Saved data entries:
········

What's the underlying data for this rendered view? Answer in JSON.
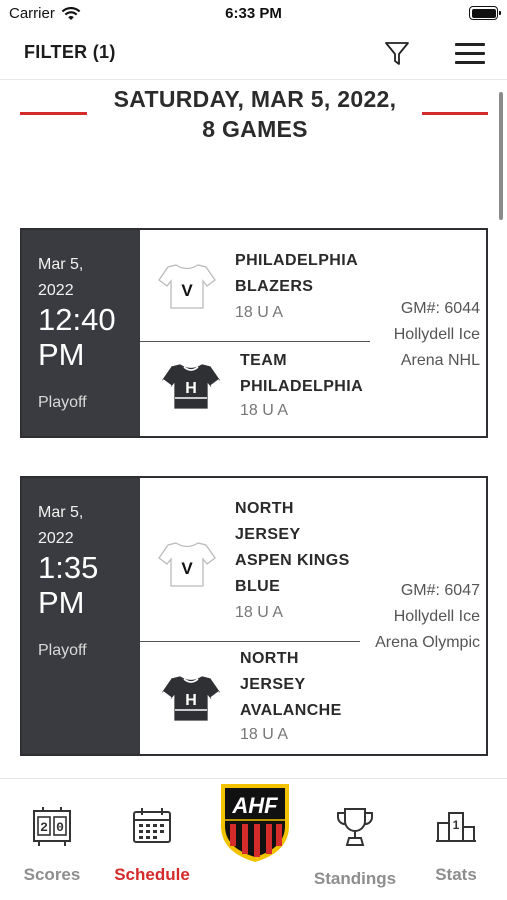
{
  "status_bar": {
    "carrier": "Carrier",
    "time": "6:33 PM"
  },
  "header": {
    "filter_label": "FILTER (1)"
  },
  "date_heading": {
    "line1": "SATURDAY, MAR 5, 2022,",
    "line2": "8 GAMES"
  },
  "games": [
    {
      "date_line1": "Mar 5,",
      "date_line2": "2022",
      "time_line1": "12:40",
      "time_line2": "PM",
      "type": "Playoff",
      "visitor": {
        "badge": "V",
        "name_lines": [
          "PHILADELPHIA",
          "BLAZERS"
        ],
        "division": "18 U A"
      },
      "home": {
        "badge": "H",
        "name_lines": [
          "TEAM",
          "PHILADELPHIA"
        ],
        "division": "18 U A"
      },
      "game_number": "GM#: 6044",
      "arena_lines": [
        "Hollydell Ice",
        "Arena NHL"
      ]
    },
    {
      "date_line1": "Mar 5,",
      "date_line2": "2022",
      "time_line1": "1:35",
      "time_line2": "PM",
      "type": "Playoff",
      "visitor": {
        "badge": "V",
        "name_lines": [
          "NORTH",
          "JERSEY",
          "ASPEN KINGS",
          "BLUE"
        ],
        "division": "18 U A"
      },
      "home": {
        "badge": "H",
        "name_lines": [
          "NORTH",
          "JERSEY",
          "AVALANCHE"
        ],
        "division": "18 U A"
      },
      "game_number": "GM#: 6047",
      "arena_lines": [
        "Hollydell Ice",
        "Arena Olympic"
      ]
    }
  ],
  "tabs": [
    {
      "label": "Scores",
      "icon": "scoreboard-icon",
      "active": false
    },
    {
      "label": "Schedule",
      "icon": "calendar-icon",
      "active": true
    },
    {
      "label": "Standings",
      "icon": "trophy-icon",
      "active": false
    },
    {
      "label": "Stats",
      "icon": "podium-icon",
      "active": false
    }
  ],
  "logo": {
    "text": "AHF"
  },
  "colors": {
    "accent": "#d42b2b",
    "panel": "#3a3b40",
    "text_muted": "#8e8e8e"
  }
}
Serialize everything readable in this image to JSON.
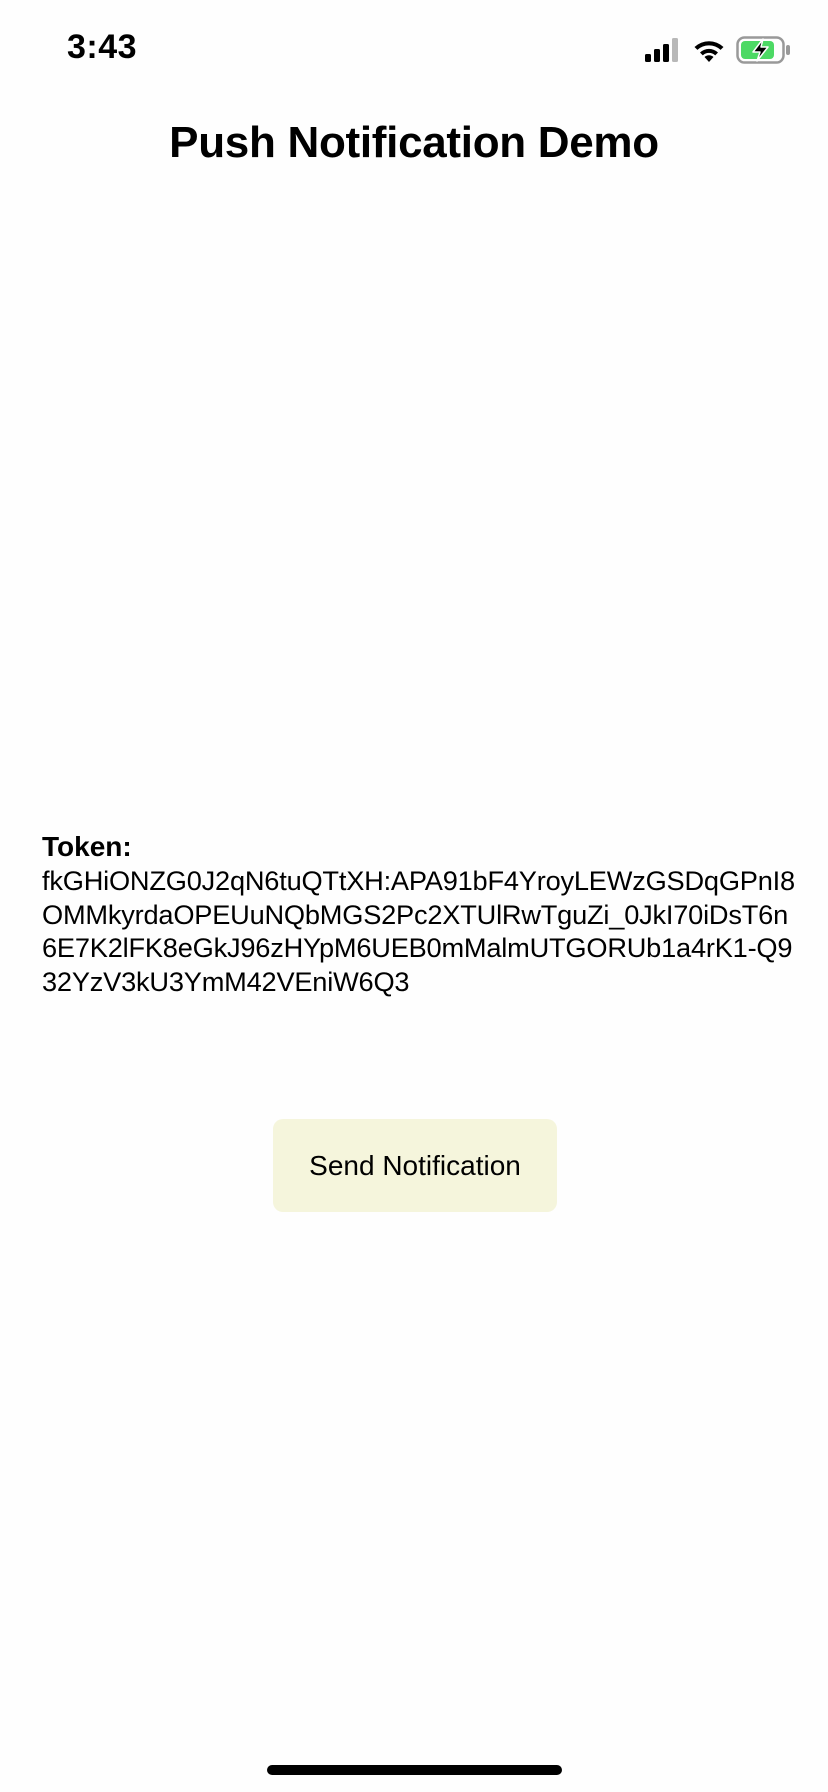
{
  "status_bar": {
    "time": "3:43",
    "icons": [
      "cellular-signal-icon",
      "wifi-icon",
      "battery-charging-icon"
    ],
    "battery_color": "#4cd964"
  },
  "header": {
    "title": "Push Notification Demo"
  },
  "token": {
    "label": "Token:",
    "value": "fkGHiONZG0J2qN6tuQTtXH:APA91bF4YroyLEWzGSDqGPnI8OMMkyrdaOPEUuNQbMGS2Pc2XTUlRwTguZi_0JkI70iDsT6n6E7K2lFK8eGkJ96zHYpM6UEB0mMalmUTGORUb1a4rK1-Q932YzV3kU3YmM42VEniW6Q3"
  },
  "actions": {
    "send_label": "Send Notification",
    "button_color": "#f5f5dc"
  }
}
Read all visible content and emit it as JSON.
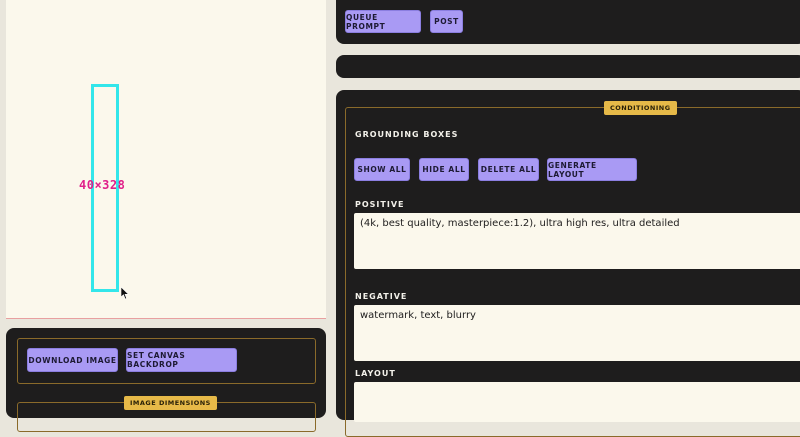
{
  "canvas": {
    "box_label": "40×328"
  },
  "toolbar": {
    "queue_prompt": "QUEUE PROMPT",
    "post": "POST"
  },
  "conditioning": {
    "legend": "CONDITIONING",
    "grounding_label": "GROUNDING BOXES",
    "buttons": {
      "show_all": "SHOW ALL",
      "hide_all": "HIDE ALL",
      "delete_all": "DELETE ALL",
      "generate_layout": "GENERATE LAYOUT"
    },
    "positive_label": "POSITIVE",
    "positive_value": "(4k, best quality, masterpiece:1.2), ultra high res, ultra detailed",
    "negative_label": "NEGATIVE",
    "negative_value": "watermark, text, blurry",
    "layout_label": "LAYOUT",
    "layout_value": ""
  },
  "image_tools": {
    "download_image": "DOWNLOAD IMAGE",
    "set_canvas_backdrop": "SET CANVAS BACKDROP",
    "image_dimensions_legend": "IMAGE DIMENSIONS"
  },
  "colors": {
    "accent_button": "#a99af4",
    "legend": "#e6b948",
    "box": "#33e6ea",
    "box_label": "#e0208a"
  }
}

········

- [PROBLEM] Make a verbatim copy of all the entries and strip out the pictures.

- [THE OUTPUT]
What's the underlying data for this rendered view? Answer in JSON.
{
  "status_bar": {
    "carrier": "Carrier",
    "time": "6:33 PM"
  },
  "header": {
    "filter_label": "FILTER (1)"
  },
  "date_heading": {
    "line1": "SATURDAY, MAR 5, 2022,",
    "line2": "8 GAMES"
  },
  "games": [
    {
      "date_line1": "Mar 5,",
      "date_line2": "2022",
      "time_line1": "12:40",
      "time_line2": "PM",
      "type": "Playoff",
      "visitor": {
        "badge": "V",
        "name_lines": [
          "PHILADELPHIA",
          "BLAZERS"
        ],
        "division": "18 U A"
      },
      "home": {
        "badge": "H",
        "name_lines": [
          "TEAM",
          "PHILADELPHIA"
        ],
        "division": "18 U A"
      },
      "game_number": "GM#: 6044",
      "arena_lines": [
        "Hollydell Ice",
        "Arena NHL"
      ]
    },
    {
      "date_line1": "Mar 5,",
      "date_line2": "2022",
      "time_line1": "1:35",
      "time_line2": "PM",
      "type": "Playoff",
      "visitor": {
        "badge": "V",
        "name_lines": [
          "NORTH",
          "JERSEY",
          "ASPEN KINGS",
          "BLUE"
        ],
        "division": "18 U A"
      },
      "home": {
        "badge": "H",
        "name_lines": [
          "NORTH",
          "JERSEY",
          "AVALANCHE"
        ],
        "division": "18 U A"
      },
      "game_number": "GM#: 6047",
      "arena_lines": [
        "Hollydell Ice",
        "Arena Olympic"
      ]
    }
  ],
  "tabs": [
    {
      "label": "Scores",
      "icon": "scoreboard-icon",
      "active": false
    },
    {
      "label": "Schedule",
      "icon": "calendar-icon",
      "active": true
    },
    {
      "label": "Standings",
      "icon": "trophy-icon",
      "active": false
    },
    {
      "label": "Stats",
      "icon": "podium-icon",
      "active": false
    }
  ],
  "logo": {
    "text": "AHF"
  },
  "colors": {
    "accent": "#d42b2b",
    "panel": "#3a3b40",
    "text_muted": "#8e8e8e"
  }
}
Serialize everything readable in this image to JSON.
{
  "status_bar": {
    "time": "3:43",
    "icons": [
      "cellular-signal-icon",
      "wifi-icon",
      "battery-charging-icon"
    ],
    "battery_color": "#4cd964"
  },
  "header": {
    "title": "Push Notification Demo"
  },
  "token": {
    "label": "Token:",
    "value": "fkGHiONZG0J2qN6tuQTtXH:APA91bF4YroyLEWzGSDqGPnI8OMMkyrdaOPEUuNQbMGS2Pc2XTUlRwTguZi_0JkI70iDsT6n6E7K2lFK8eGkJ96zHYpM6UEB0mMalmUTGORUb1a4rK1-Q932YzV3kU3YmM42VEniW6Q3"
  },
  "actions": {
    "send_label": "Send Notification",
    "button_color": "#f5f5dc"
  }
}
Read all visible content and emit it as JSON.
{
  "canvas": {
    "box_label": "40×328"
  },
  "toolbar": {
    "queue_prompt": "QUEUE PROMPT",
    "post": "POST"
  },
  "conditioning": {
    "legend": "CONDITIONING",
    "grounding_label": "GROUNDING BOXES",
    "buttons": {
      "show_all": "SHOW ALL",
      "hide_all": "HIDE ALL",
      "delete_all": "DELETE ALL",
      "generate_layout": "GENERATE LAYOUT"
    },
    "positive_label": "POSITIVE",
    "positive_value": "(4k, best quality, masterpiece:1.2), ultra high res, ultra detailed",
    "negative_label": "NEGATIVE",
    "negative_value": "watermark, text, blurry",
    "layout_label": "LAYOUT",
    "layout_value": ""
  },
  "image_tools": {
    "download_image": "DOWNLOAD IMAGE",
    "set_canvas_backdrop": "SET CANVAS BACKDROP",
    "image_dimensions_legend": "IMAGE DIMENSIONS"
  },
  "colors": {
    "accent_button": "#a99af4",
    "legend": "#e6b948",
    "box": "#33e6ea",
    "box_label": "#e0208a"
  }
}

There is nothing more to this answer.